## [Source passage]
========================================================================

Should caffeine concentrations be measured?

Caffeine levels are rarely performed today unless there is a persistence of symptoms or concern for toxicity. A recent study of plasma caffeine concentrations, however, suggested that higher cumulative concentrations of caffeine may offer incremental benefits. This single-center, retrospective study correlated higher-average caffeine concentrations (≥14.5 μg/ml) with reduced chronic lung disease rates as well as reduced duration of ventilation, length of stay, use of oxygen at discharge, and total hospital charges per patient.98 If these findings are confirmed prospectively, there may be renewed interest in monitoring caffeine levels. The standard caffeine maintenance dosing regimen typically achieves blood concentrations of 8–20 μg/ml in infants <32 weeks PMA, but preterm infants appear to safely tolerate caffeine concentrations as high as 50–84 μg/ml even at younger PMA.11,82,99 A major drawback in monitoring caffeine levels is the need for blood sampling, but studies show good correlation between salivary and plasma caffeine concentrations.100,101,102 The most recent study comparing salivary and plasma caffeine concentrations found the mean of the differences (95% CI) between plasma and salivary concentrations to be −0.18 (−1.90, 1.54), showing no significant bias between the two measures.101 If further studies confirm incremental benefits with higher concentrations of caffeine, salivary sampling would be a valid alternative to blood for measuring caffeine concentrations to optimize caffeine dosing.

Optimum duration of caffeine treatment: when to stop?

Routine caffeine treatment is typically discontinued by 33–35 weeks PMA following cessation of apnea-related symptoms. Median PMA at last dose in the CAP Trial was 34.4 weeks (IQR 33.0–35.9).8 Significant amounts of intermittent hypoxia (IH) persist after stopping caffeine treatment, and caffeine reduces the extent of IH.46,48 However, unless and until studies confirm that persisting IH to term equivalent age or beyond is associated with acute injury and longer term adverse consequences ameliorated with persisting caffeine treatment, there is no clinical indication for extending the duration of caffeine treatment in VLBW infants beyond the current clinical routine of 33–35 weeks PMA.

========================================================================

## [Data]
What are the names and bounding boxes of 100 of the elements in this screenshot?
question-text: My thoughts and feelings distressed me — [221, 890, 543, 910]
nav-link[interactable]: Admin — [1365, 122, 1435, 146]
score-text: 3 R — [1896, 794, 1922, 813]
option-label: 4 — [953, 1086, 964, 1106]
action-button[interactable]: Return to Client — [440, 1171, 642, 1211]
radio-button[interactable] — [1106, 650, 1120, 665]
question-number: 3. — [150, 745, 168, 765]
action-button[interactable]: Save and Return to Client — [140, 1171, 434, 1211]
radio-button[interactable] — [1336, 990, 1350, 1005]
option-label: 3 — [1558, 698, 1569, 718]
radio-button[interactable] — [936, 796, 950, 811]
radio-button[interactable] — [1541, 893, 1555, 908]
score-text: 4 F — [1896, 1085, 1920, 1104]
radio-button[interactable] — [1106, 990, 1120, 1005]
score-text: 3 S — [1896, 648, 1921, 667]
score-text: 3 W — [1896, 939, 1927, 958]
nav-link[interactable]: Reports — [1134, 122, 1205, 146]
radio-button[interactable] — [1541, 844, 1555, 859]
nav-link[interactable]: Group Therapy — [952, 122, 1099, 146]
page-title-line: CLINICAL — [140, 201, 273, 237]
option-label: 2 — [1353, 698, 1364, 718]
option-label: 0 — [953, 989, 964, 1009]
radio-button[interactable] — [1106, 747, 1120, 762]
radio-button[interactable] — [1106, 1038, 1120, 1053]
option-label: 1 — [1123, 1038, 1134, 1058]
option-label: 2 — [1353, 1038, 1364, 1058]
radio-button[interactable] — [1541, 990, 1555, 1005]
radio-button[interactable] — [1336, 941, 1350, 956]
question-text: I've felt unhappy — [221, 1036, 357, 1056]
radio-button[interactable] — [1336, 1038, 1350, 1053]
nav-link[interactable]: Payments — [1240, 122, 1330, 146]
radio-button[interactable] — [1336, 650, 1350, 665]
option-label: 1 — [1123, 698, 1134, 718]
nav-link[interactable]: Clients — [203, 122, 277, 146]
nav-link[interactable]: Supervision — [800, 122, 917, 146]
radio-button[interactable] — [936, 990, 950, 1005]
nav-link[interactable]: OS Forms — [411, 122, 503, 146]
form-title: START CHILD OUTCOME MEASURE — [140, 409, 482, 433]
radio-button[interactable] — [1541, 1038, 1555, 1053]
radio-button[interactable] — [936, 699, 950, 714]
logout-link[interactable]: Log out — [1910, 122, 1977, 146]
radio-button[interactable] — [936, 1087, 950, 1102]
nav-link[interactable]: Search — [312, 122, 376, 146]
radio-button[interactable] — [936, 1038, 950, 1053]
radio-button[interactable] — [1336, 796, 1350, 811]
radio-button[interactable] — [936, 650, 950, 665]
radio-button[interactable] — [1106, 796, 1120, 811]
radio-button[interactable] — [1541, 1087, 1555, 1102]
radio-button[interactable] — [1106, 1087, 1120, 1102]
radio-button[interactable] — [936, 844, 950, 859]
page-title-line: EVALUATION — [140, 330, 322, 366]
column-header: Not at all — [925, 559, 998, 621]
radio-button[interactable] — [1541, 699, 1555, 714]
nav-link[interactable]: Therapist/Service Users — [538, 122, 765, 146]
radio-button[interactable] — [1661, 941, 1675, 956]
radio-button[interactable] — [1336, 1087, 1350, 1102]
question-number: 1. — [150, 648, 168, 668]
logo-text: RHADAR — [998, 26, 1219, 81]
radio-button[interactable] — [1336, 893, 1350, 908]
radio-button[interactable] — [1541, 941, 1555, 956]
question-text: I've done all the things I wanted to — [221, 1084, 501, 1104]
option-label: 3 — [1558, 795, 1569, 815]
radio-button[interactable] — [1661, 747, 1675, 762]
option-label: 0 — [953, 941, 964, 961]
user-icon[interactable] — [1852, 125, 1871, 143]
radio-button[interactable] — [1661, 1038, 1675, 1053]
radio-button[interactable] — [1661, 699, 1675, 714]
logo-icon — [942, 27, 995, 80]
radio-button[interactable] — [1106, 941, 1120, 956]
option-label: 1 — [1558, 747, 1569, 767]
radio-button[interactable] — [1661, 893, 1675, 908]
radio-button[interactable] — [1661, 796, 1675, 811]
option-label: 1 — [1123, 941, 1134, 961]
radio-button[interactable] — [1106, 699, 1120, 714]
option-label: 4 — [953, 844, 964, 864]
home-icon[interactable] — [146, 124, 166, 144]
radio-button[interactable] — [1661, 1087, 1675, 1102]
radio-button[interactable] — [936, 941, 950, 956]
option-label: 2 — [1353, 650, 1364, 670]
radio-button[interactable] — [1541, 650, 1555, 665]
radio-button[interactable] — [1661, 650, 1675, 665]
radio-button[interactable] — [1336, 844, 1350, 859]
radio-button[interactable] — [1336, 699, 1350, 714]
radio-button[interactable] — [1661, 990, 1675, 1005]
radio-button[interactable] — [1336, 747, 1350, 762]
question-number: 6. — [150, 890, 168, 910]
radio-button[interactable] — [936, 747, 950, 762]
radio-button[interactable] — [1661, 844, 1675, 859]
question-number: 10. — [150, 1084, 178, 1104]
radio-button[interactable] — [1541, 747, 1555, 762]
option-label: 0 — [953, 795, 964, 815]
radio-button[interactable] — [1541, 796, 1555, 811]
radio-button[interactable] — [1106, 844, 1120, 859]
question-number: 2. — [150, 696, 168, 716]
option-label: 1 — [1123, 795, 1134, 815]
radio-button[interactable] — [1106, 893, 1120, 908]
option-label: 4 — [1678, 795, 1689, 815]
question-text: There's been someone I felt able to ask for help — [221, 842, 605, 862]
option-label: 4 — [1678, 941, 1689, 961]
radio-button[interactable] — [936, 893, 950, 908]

========================================================================

## [Problem set]
(1) Write out the part of the caffeine passage that starts at "Optimum duration of" and ends at "33–35 weeks PMA.", word for word.
(2) In the caffeine passage, what was the median PMA at the last dose in the CAP Trial?
You can ignore the rows.

## [Responses per task]
(1)
Optimum duration of caffeine treatment: when to stop?

Routine caffeine treatment is typically discontinued by 33–35 weeks PMA following cessation of apnea-related symptoms. Median PMA at last dose in the CAP Trial was 34.4 weeks (IQR 33.0–35.9).8 Significant amounts of intermittent hypoxia (IH) persist after stopping caffeine treatment, and caffeine reduces the extent of IH.46,48 However, unless and until studies confirm that persisting IH to term equivalent age or beyond is associated with acute injury and longer term adverse consequences ameliorated with persisting caffeine treatment, there is no clinical indication for extending the duration of caffeine treatment in VLBW infants beyond the current clinical routine of 33–35 weeks PMA.

(2) 34.4 weeks (IQR 33.0–35.9).